Ausgewählter Textauszug
Wien. Vergangene Woche schreckte der US-Aktienindex Dow Jones die Märkte: Am Montag fiel er unter unter die 200-Tage-Linie. Das ist der gleitende Durchschnitt der Schlusskurse der jeweils letzten 200 Tage. Fällt ein Kurs unter diese Linie, gilt das als Signal für einen Abwärtstrend. Ein Signal, das sich in diesem Fall als verfrüht herausstellte: Der Index fing sich wieder, am Donnerstag übersprang er die Trendlinie. Ein Aufwärtstrend?

Der Frankfurter DAX, der Mitte Jänner bereits die Marke von 9700 Punkten übersprungen hatte, näherte sich im Februar der 9100-Marke. Inzwischen befindet er sich wieder auf einem Erholungskurs. Diese Gegenbewegung könnte sich fortsetzen, zitiert die Agentur Bloomberg den technischen Analysten Armin Kremser von der DZ Bank.

Bereitgestelltes Material
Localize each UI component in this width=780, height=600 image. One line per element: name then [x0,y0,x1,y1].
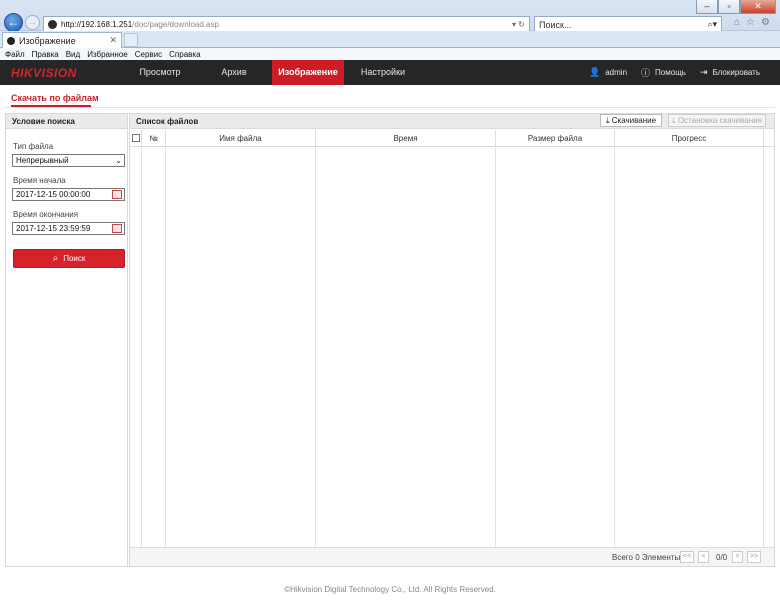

Aufgabe
Beantworte zum Textauszug über die Aktienmärkte kurz:
(a) An welchem Tag übersprang der Dow Jones die Trendlinie wieder?
(b) Welche Marke hatte der DAX Mitte Jänner bereits übersprungen?
(c) Von welcher Bank ist der Analyst Armin Kremser?
Das Material spielt hierfür keine Rolle.

Antwort
(a) Am Donnerstag.
(b) Die Marke von 9700 Punkten.
(c) Von der DZ Bank.